• [Exercise directions]: Show all lines from the listing below that contain "name".

• [Supplied records]:
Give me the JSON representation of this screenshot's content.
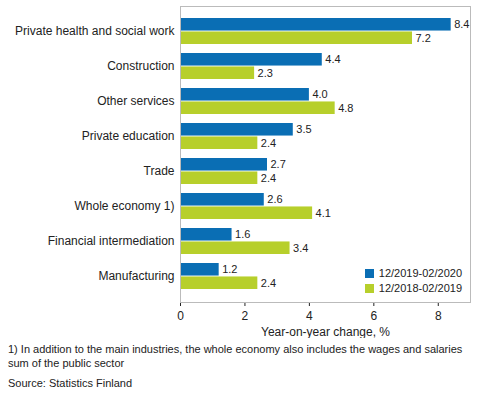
{
  "chart_data": {
    "type": "bar",
    "orientation": "horizontal",
    "categories": [
      "Private health and social work",
      "Construction",
      "Other services",
      "Private education",
      "Trade",
      "Whole economy 1)",
      "Financial intermediation",
      "Manufacturing"
    ],
    "series": [
      {
        "name": "12/2019-02/2020",
        "color": "#0a6eb4",
        "values": [
          8.4,
          4.4,
          4.0,
          3.5,
          2.7,
          2.6,
          1.6,
          1.2
        ],
        "value_labels": [
          "8.4",
          "4.4",
          "4.0",
          "3.5",
          "2.7",
          "2.6",
          "1.6",
          "1.2"
        ]
      },
      {
        "name": "12/2018-02/2019",
        "color": "#b7cf2b",
        "values": [
          7.2,
          2.3,
          4.8,
          2.4,
          2.4,
          4.1,
          3.4,
          2.4
        ],
        "value_labels": [
          "7.2",
          "2.3",
          "4.8",
          "2.4",
          "2.4",
          "4.1",
          "3.4",
          "2.4"
        ]
      }
    ],
    "x_label": "Year-on-year change, %",
    "xlim": [
      0,
      9
    ],
    "xticks": [
      0,
      2,
      4,
      6,
      8
    ],
    "grid": false,
    "data_labels": true,
    "legend": "bottom right",
    "footnote": "1) In addition to the main industries, the whole economy also includes the wages and salaries sum of the public sector",
    "source": "Source: Statistics Finland"
  }
}
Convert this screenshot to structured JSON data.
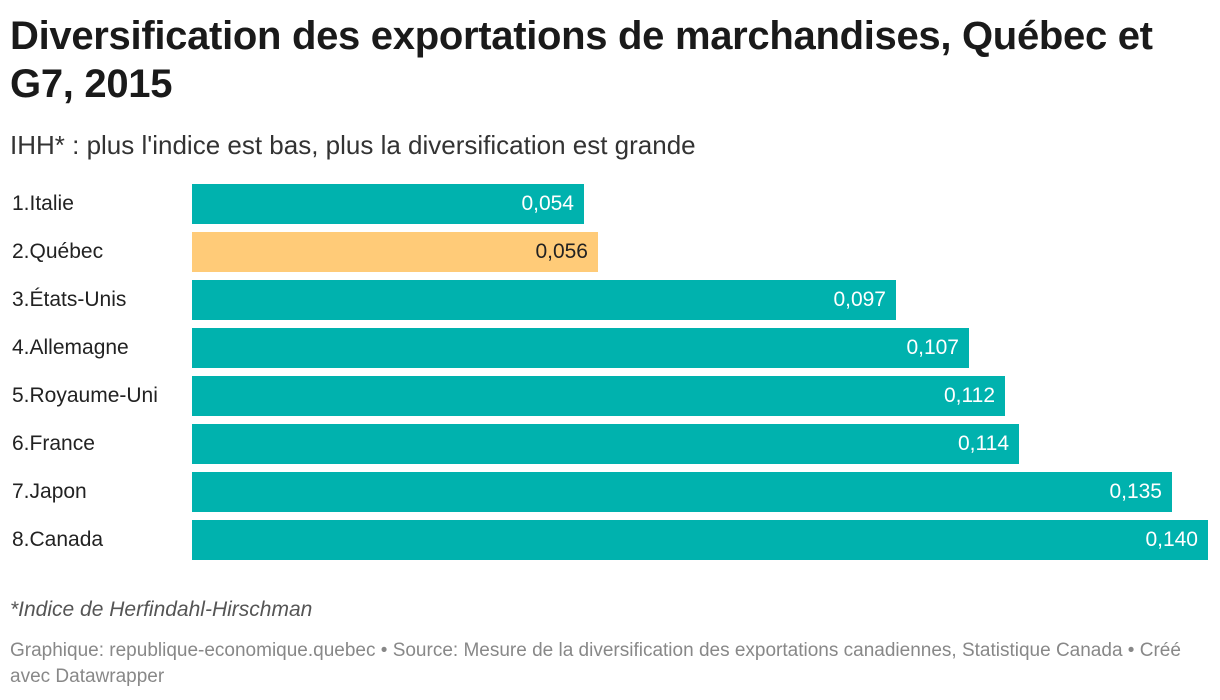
{
  "header": {
    "title": "Diversification des exportations de marchandises, Québec et G7, 2015",
    "subtitle": "IHH* : plus l'indice est bas, plus la diversification est grande"
  },
  "colors": {
    "default_bar": "#00B2AE",
    "highlight_bar": "#FFCB78",
    "label_on_default": "#ffffff",
    "label_on_highlight": "#222222"
  },
  "chart_data": {
    "type": "bar",
    "orientation": "horizontal",
    "title": "Diversification des exportations de marchandises, Québec et G7, 2015",
    "subtitle": "IHH* : plus l'indice est bas, plus la diversification est grande",
    "xlabel": "",
    "ylabel": "",
    "xlim": [
      0,
      0.14
    ],
    "grid": false,
    "categories": [
      "1.Italie",
      "2.Québec",
      "3.États-Unis",
      "4.Allemagne",
      "5.Royaume-Uni",
      "6.France",
      "7.Japon",
      "8.Canada"
    ],
    "values": [
      0.054,
      0.056,
      0.097,
      0.107,
      0.112,
      0.114,
      0.135,
      0.14
    ],
    "value_labels": [
      "0,054",
      "0,056",
      "0,097",
      "0,107",
      "0,112",
      "0,114",
      "0,135",
      "0,140"
    ],
    "highlight": [
      false,
      true,
      false,
      false,
      false,
      false,
      false,
      false
    ]
  },
  "footer": {
    "note": "*Indice de Herfindahl-Hirschman",
    "source": "Graphique: republique-economique.quebec • Source: Mesure de la diversification des exportations canadiennes, Statistique Canada • Créé avec Datawrapper"
  }
}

• [Task output]:
        "name": "12/2019-02/2020",
        "name": "12/2018-02/2019",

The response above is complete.